Keep only those lines of the records that include the string "OANDA".

[Collected data]
------------------------------------
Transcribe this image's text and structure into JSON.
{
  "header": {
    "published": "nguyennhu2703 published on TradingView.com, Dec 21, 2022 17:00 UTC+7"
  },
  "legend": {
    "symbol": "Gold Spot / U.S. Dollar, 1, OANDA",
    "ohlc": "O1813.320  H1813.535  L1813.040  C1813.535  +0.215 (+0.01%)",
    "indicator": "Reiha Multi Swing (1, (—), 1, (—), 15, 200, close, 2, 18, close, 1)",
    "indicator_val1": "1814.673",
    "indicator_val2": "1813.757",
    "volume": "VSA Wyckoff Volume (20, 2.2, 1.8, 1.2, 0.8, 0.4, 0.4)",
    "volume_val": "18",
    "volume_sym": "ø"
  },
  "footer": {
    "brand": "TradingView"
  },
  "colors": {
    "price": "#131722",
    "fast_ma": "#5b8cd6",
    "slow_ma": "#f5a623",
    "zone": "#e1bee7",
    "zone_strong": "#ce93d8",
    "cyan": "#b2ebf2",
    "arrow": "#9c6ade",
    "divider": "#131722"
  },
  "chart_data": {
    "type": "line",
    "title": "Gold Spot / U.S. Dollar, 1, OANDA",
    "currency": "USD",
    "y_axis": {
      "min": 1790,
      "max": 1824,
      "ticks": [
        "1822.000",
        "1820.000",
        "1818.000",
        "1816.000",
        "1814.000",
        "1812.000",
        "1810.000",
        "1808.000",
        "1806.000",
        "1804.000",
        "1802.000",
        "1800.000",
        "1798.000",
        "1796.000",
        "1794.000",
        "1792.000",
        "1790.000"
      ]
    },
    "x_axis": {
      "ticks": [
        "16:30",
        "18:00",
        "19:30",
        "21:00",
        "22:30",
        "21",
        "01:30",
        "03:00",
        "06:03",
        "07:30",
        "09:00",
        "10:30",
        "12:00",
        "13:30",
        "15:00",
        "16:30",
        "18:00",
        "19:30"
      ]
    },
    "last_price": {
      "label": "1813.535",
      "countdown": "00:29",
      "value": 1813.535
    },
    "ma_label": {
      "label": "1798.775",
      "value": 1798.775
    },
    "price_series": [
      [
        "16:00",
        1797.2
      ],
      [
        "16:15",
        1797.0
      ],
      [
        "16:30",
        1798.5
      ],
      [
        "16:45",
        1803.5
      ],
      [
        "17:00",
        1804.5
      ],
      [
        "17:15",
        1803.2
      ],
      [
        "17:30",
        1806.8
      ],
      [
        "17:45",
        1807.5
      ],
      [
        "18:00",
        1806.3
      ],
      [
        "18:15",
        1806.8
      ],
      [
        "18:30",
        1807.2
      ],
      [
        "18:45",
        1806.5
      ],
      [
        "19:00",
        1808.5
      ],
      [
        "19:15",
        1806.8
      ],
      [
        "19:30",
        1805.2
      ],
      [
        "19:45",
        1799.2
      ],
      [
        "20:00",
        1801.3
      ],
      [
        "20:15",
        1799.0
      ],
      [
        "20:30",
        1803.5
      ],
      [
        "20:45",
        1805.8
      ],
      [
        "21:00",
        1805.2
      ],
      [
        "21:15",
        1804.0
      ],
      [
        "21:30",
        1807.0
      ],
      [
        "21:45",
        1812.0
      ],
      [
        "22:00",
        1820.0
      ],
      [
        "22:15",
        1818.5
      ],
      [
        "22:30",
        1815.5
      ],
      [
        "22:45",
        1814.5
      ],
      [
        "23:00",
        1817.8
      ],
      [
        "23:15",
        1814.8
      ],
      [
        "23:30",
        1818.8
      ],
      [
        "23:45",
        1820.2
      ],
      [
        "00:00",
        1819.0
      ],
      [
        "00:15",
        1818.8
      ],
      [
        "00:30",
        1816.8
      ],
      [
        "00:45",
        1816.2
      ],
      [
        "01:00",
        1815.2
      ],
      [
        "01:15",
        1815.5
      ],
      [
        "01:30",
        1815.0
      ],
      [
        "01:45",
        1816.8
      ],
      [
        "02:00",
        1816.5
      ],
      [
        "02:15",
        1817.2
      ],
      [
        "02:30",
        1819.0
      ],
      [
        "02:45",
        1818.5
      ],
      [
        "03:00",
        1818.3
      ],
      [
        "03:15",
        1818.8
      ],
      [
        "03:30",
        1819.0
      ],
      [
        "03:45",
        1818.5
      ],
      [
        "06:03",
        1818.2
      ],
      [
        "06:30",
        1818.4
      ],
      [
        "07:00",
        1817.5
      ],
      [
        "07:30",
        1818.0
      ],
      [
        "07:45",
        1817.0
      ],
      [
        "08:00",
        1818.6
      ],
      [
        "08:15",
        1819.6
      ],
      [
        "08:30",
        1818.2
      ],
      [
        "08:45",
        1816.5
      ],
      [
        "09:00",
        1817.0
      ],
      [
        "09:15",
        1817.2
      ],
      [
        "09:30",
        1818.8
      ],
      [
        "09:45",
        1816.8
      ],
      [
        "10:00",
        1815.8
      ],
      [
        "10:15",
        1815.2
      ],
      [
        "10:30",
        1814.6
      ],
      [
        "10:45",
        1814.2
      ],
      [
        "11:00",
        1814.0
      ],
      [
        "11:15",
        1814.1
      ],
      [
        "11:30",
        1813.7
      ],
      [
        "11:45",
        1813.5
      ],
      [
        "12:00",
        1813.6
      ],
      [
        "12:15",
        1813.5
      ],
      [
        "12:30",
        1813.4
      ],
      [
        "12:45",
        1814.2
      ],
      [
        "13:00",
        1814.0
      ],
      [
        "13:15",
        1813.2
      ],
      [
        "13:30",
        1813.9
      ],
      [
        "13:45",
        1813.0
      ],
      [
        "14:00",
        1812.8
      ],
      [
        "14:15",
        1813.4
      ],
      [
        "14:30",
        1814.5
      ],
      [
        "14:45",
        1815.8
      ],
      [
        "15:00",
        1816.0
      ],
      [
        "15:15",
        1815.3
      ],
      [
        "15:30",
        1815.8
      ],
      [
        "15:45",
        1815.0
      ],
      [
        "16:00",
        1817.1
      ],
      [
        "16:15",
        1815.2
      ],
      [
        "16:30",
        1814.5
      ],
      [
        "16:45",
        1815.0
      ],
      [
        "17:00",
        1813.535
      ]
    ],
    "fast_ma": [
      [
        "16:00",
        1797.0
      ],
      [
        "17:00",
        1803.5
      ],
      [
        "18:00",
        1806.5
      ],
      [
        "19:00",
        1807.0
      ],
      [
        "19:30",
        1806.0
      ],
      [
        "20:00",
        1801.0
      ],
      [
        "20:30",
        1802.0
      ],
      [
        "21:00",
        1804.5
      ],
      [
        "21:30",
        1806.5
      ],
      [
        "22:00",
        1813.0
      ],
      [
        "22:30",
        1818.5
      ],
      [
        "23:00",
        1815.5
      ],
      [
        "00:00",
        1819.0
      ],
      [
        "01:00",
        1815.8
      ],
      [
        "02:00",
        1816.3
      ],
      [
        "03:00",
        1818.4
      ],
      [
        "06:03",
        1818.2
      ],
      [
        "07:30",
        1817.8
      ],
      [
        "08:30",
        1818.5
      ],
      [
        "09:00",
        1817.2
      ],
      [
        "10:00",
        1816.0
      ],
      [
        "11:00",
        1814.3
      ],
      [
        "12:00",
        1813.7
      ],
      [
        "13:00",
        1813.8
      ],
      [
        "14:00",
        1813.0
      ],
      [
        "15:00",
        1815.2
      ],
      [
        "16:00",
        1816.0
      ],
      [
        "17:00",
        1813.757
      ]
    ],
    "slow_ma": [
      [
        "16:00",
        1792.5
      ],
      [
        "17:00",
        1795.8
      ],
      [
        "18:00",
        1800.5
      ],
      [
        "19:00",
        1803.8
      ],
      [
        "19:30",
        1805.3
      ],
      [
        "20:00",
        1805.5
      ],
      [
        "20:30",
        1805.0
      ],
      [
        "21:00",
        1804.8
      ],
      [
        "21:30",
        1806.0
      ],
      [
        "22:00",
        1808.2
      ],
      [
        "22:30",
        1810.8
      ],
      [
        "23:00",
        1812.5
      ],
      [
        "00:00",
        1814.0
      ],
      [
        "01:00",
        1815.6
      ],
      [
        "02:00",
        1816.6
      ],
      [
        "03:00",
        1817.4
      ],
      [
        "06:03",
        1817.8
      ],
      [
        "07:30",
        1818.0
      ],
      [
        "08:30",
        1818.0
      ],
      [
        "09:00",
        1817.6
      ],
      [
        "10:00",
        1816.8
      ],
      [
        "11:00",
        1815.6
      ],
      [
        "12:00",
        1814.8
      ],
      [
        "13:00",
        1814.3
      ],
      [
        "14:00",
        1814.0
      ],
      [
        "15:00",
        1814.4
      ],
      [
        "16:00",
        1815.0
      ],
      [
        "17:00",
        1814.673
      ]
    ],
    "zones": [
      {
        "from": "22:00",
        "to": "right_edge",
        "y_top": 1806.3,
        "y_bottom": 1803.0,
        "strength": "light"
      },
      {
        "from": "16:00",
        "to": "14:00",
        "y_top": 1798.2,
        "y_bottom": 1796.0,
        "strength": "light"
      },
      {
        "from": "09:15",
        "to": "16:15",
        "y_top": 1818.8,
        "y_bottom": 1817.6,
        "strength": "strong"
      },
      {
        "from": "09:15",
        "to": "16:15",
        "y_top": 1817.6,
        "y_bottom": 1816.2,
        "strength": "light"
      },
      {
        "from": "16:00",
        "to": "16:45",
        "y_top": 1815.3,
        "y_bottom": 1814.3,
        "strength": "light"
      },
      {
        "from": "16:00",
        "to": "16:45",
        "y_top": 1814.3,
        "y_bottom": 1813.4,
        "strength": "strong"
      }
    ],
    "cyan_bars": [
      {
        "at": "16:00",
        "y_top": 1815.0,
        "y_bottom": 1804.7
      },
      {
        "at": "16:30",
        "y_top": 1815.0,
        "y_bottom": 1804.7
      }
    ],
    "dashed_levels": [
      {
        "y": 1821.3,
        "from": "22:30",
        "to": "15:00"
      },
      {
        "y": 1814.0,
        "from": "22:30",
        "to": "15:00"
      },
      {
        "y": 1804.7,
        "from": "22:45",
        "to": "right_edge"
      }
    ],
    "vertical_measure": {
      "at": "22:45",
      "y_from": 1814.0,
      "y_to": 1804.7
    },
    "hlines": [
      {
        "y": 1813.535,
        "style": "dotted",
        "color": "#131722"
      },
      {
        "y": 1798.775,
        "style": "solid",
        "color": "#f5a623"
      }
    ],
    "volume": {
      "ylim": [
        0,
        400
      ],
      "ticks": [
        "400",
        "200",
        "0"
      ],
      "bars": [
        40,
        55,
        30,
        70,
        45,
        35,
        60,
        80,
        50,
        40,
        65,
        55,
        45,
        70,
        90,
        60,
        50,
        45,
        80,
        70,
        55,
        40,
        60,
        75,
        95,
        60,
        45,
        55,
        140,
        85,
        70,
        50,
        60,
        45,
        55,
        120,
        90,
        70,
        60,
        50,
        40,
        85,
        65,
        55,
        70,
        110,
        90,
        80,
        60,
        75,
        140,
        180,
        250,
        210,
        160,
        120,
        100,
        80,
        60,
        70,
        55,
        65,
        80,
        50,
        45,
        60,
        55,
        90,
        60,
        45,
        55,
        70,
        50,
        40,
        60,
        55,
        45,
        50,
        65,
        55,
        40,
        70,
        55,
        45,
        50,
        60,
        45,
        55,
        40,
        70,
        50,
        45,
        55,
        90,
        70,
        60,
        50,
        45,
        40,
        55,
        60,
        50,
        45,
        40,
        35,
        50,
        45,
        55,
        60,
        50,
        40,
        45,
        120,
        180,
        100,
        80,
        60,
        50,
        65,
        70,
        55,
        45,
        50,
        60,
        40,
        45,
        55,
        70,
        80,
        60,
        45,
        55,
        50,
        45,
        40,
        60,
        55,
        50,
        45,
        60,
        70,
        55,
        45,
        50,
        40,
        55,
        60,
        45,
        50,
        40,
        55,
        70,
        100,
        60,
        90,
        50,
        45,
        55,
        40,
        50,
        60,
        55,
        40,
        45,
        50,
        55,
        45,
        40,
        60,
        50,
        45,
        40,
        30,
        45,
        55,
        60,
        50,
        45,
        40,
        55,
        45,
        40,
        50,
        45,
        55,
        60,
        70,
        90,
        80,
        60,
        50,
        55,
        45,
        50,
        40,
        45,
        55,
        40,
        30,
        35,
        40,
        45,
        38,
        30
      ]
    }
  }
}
------------------------------------
EXERCISE RESPONSE:
    "symbol": "Gold Spot / U.S. Dollar, 1, OANDA",
    "title": "Gold Spot / U.S. Dollar, 1, OANDA",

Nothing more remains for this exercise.